**SHORT EXERCISE**
Copy each line with the word "emoji" in it.

----

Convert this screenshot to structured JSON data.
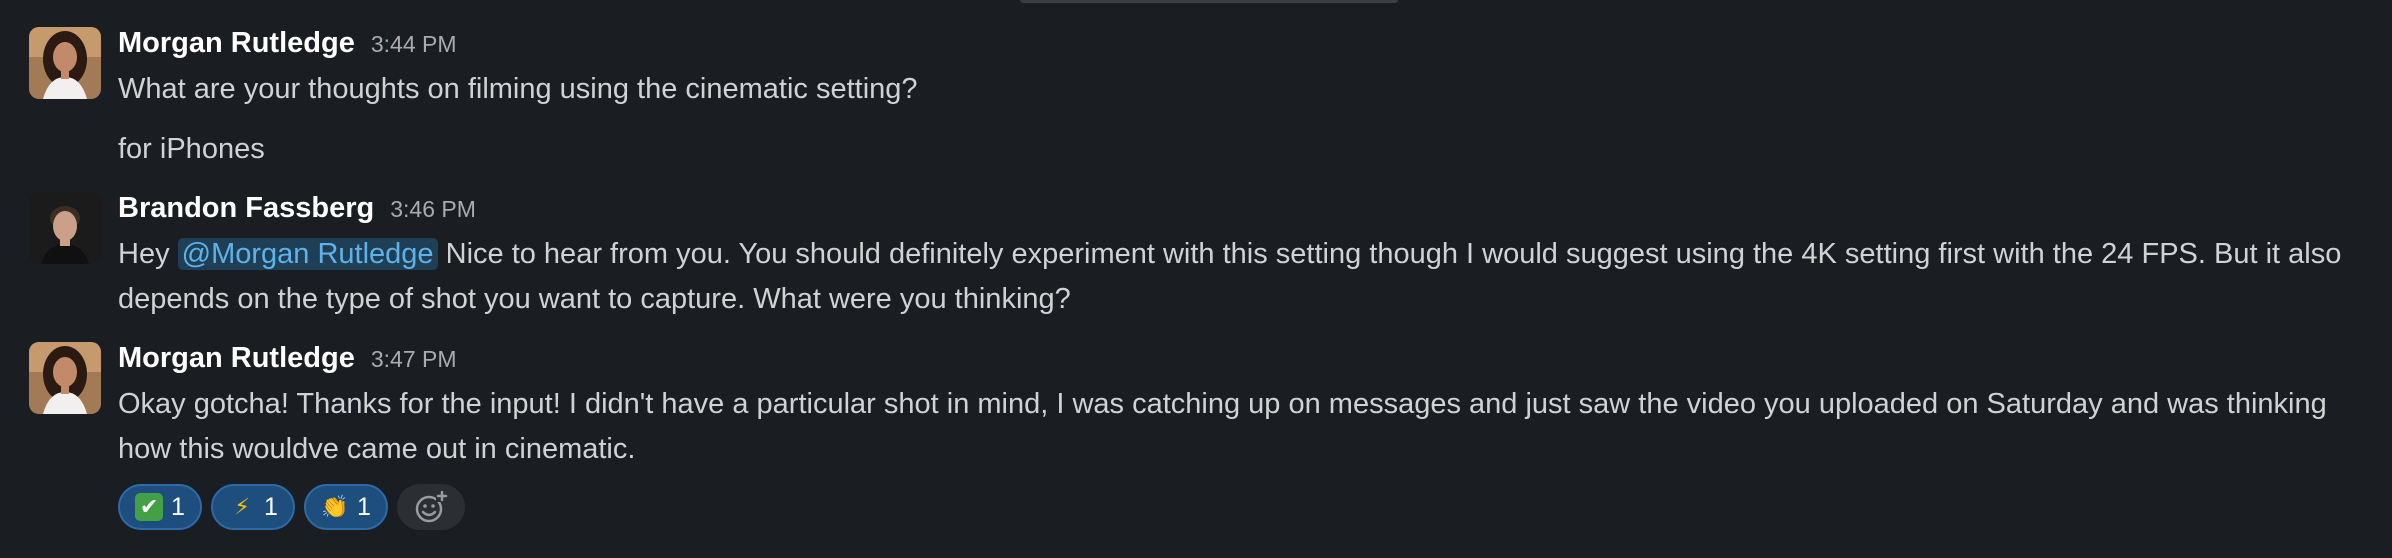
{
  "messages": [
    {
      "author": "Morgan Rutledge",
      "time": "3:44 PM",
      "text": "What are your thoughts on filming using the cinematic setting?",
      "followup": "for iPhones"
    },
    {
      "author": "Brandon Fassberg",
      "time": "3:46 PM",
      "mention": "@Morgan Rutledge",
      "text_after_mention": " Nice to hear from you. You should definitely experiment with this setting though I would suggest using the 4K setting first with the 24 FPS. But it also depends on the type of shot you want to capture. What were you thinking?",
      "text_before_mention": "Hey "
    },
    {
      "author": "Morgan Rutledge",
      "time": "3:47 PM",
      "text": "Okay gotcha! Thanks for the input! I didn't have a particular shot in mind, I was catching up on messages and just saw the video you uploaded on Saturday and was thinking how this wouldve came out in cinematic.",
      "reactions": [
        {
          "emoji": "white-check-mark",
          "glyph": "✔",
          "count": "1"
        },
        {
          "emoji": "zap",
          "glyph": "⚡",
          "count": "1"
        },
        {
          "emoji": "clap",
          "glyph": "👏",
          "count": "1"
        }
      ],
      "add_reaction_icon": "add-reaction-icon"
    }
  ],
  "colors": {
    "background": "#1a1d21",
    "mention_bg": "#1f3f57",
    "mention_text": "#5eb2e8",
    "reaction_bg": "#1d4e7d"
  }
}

----

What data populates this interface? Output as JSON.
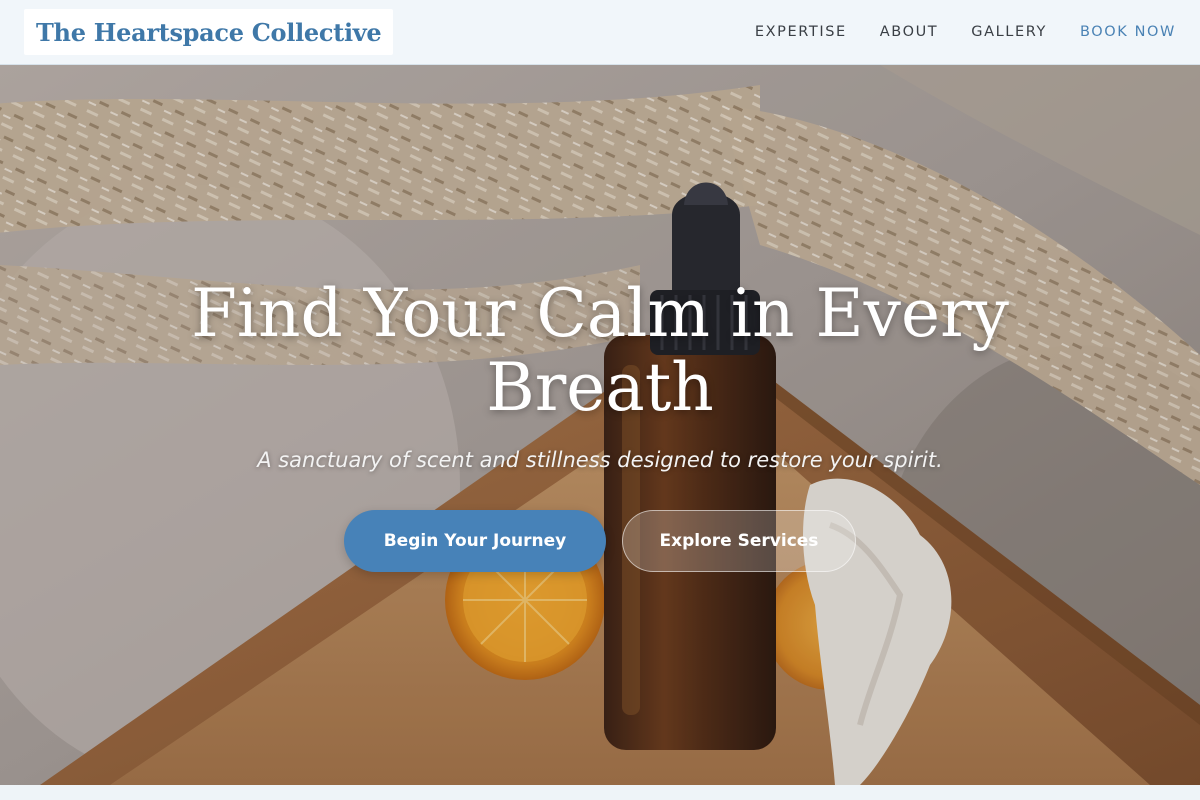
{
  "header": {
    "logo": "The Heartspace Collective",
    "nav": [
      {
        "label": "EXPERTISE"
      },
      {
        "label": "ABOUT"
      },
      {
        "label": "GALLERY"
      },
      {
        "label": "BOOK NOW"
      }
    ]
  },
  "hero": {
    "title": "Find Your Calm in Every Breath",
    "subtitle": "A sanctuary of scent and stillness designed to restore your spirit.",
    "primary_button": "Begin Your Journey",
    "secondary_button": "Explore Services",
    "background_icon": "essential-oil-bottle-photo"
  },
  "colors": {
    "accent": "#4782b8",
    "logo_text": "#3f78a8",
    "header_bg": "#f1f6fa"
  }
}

----

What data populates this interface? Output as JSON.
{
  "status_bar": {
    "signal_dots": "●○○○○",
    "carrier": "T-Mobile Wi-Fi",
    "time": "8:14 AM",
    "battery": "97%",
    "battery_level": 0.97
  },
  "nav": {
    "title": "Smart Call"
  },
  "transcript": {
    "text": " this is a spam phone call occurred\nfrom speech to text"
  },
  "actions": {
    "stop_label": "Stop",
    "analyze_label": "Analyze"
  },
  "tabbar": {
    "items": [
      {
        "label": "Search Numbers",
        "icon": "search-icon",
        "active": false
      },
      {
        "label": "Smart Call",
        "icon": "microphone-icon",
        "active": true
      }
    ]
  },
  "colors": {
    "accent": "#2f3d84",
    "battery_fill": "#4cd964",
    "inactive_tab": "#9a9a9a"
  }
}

----

**RESULT FOR THIS TASK**
          "emoji": "white-check-mark",
          "emoji": "zap",
          "emoji": "clap",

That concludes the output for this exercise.